=== Dataset content ===
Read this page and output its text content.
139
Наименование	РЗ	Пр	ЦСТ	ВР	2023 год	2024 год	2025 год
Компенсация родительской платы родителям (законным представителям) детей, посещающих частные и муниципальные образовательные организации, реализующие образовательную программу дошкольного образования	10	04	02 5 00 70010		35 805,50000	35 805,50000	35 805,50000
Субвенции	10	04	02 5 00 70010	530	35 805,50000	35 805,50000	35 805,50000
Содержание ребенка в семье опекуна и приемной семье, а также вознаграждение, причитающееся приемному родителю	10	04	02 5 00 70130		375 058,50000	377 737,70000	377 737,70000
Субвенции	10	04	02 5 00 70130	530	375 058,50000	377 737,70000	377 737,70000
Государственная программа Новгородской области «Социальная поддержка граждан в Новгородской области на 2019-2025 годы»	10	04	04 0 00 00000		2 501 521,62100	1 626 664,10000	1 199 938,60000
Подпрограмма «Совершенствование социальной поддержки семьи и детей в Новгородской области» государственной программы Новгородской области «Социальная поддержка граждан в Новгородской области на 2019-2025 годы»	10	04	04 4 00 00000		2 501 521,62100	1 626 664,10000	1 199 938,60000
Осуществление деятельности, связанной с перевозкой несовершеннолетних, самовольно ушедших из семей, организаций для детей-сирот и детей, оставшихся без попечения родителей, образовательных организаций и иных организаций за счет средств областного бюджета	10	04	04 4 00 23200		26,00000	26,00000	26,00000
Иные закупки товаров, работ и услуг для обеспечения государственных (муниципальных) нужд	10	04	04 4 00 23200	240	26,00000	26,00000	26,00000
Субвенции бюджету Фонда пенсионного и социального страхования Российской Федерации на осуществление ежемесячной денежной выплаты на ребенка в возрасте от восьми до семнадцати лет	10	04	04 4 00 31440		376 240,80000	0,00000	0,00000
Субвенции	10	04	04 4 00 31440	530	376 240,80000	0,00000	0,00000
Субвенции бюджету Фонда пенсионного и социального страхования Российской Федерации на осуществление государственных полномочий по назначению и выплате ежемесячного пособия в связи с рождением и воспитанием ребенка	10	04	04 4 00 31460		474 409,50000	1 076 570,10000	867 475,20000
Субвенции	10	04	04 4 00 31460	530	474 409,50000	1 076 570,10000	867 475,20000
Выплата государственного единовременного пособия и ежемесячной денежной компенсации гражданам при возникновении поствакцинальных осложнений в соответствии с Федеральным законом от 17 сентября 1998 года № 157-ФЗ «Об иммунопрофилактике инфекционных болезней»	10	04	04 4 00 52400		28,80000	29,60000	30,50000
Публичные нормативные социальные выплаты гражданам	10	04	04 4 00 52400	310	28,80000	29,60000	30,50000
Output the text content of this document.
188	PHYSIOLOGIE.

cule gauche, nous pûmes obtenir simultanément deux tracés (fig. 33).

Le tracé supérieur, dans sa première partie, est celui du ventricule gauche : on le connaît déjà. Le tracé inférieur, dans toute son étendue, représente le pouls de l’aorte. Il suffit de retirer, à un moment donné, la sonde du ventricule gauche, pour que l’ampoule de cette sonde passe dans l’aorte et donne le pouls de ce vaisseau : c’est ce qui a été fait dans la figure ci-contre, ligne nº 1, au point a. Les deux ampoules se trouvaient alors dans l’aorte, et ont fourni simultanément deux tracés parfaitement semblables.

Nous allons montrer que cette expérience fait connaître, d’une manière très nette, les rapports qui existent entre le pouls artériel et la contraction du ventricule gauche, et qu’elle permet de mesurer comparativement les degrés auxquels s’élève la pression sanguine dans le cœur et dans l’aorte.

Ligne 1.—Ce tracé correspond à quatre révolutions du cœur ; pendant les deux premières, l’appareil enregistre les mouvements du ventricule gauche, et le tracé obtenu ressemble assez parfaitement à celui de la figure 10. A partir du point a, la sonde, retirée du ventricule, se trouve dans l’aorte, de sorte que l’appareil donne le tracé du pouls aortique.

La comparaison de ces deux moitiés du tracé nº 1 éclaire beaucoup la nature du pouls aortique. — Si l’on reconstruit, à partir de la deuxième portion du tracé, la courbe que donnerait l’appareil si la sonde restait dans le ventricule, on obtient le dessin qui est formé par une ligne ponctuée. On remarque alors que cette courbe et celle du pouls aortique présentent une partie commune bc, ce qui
===
**Given problem**
Set out the complete listing exactly as shown.

**Expected answer**
Read this page and output its text content.
139
Наименование	РЗ	Пр	ЦСТ	ВР	2023 год	2024 год	2025 год
Компенсация родительской платы родителям (законным представителям) детей, посещающих частные и муниципальные образовательные организации, реализующие образовательную программу дошкольного образования	10	04	02 5 00 70010		35 805,50000	35 805,50000	35 805,50000
Субвенции	10	04	02 5 00 70010	530	35 805,50000	35 805,50000	35 805,50000
Содержание ребенка в семье опекуна и приемной семье, а также вознаграждение, причитающееся приемному родителю	10	04	02 5 00 70130		375 058,50000	377 737,70000	377 737,70000
Субвенции	10	04	02 5 00 70130	530	375 058,50000	377 737,70000	377 737,70000
Государственная программа Новгородской области «Социальная поддержка граждан в Новгородской области на 2019-2025 годы»	10	04	04 0 00 00000		2 501 521,62100	1 626 664,10000	1 199 938,60000
Подпрограмма «Совершенствование социальной поддержки семьи и детей в Новгородской области» государственной программы Новгородской области «Социальная поддержка граждан в Новгородской области на 2019-2025 годы»	10	04	04 4 00 00000		2 501 521,62100	1 626 664,10000	1 199 938,60000
Осуществление деятельности, связанной с перевозкой несовершеннолетних, самовольно ушедших из семей, организаций для детей-сирот и детей, оставшихся без попечения родителей, образовательных организаций и иных организаций за счет средств областного бюджета	10	04	04 4 00 23200		26,00000	26,00000	26,00000
Иные закупки товаров, работ и услуг для обеспечения государственных (муниципальных) нужд	10	04	04 4 00 23200	240	26,00000	26,00000	26,00000
Субвенции бюджету Фонда пенсионного и социального страхования Российской Федерации на осуществление ежемесячной денежной выплаты на ребенка в возрасте от восьми до семнадцати лет	10	04	04 4 00 31440		376 240,80000	0,00000	0,00000
Субвенции	10	04	04 4 00 31440	530	376 240,80000	0,00000	0,00000
Субвенции бюджету Фонда пенсионного и социального страхования Российской Федерации на осуществление государственных полномочий по назначению и выплате ежемесячного пособия в связи с рождением и воспитанием ребенка	10	04	04 4 00 31460		474 409,50000	1 076 570,10000	867 475,20000
Субвенции	10	04	04 4 00 31460	530	474 409,50000	1 076 570,10000	867 475,20000
Выплата государственного единовременного пособия и ежемесячной денежной компенсации гражданам при возникновении поствакцинальных осложнений в соответствии с Федеральным законом от 17 сентября 1998 года № 157-ФЗ «Об иммунопрофилактике инфекционных болезней»	10	04	04 4 00 52400		28,80000	29,60000	30,50000
Публичные нормативные социальные выплаты гражданам	10	04	04 4 00 52400	310	28,80000	29,60000	30,50000
Output the text content of this document.
188	PHYSIOLOGIE.

cule gauche, nous pûmes obtenir simultanément deux tracés (fig. 33).

Le tracé supérieur, dans sa première partie, est celui du ventricule gauche : on le connaît déjà. Le tracé inférieur, dans toute son étendue, représente le pouls de l’aorte. Il suffit de retirer, à un moment donné, la sonde du ventricule gauche, pour que l’ampoule de cette sonde passe dans l’aorte et donne le pouls de ce vaisseau : c’est ce qui a été fait dans la figure ci-contre, ligne nº 1, au point a. Les deux ampoules se trouvaient alors dans l’aorte, et ont fourni simultanément deux tracés parfaitement semblables.

Nous allons montrer que cette expérience fait connaître, d’une manière très nette, les rapports qui existent entre le pouls artériel et la contraction du ventricule gauche, et qu’elle permet de mesurer comparativement les degrés auxquels s’élève la pression sanguine dans le cœur et dans l’aorte.

Ligne 1.—Ce tracé correspond à quatre révolutions du cœur ; pendant les deux premières, l’appareil enregistre les mouvements du ventricule gauche, et le tracé obtenu ressemble assez parfaitement à celui de la figure 10. A partir du point a, la sonde, retirée du ventricule, se trouve dans l’aorte, de sorte que l’appareil donne le tracé du pouls aortique.

La comparaison de ces deux moitiés du tracé nº 1 éclaire beaucoup la nature du pouls aortique. — Si l’on reconstruit, à partir de la deuxième portion du tracé, la courbe que donnerait l’appareil si la sonde restait dans le ventricule, on obtient le dessin qui est formé par une ligne ponctuée. On remarque alors que cette courbe et celle du pouls aortique présentent une partie commune bc, ce qui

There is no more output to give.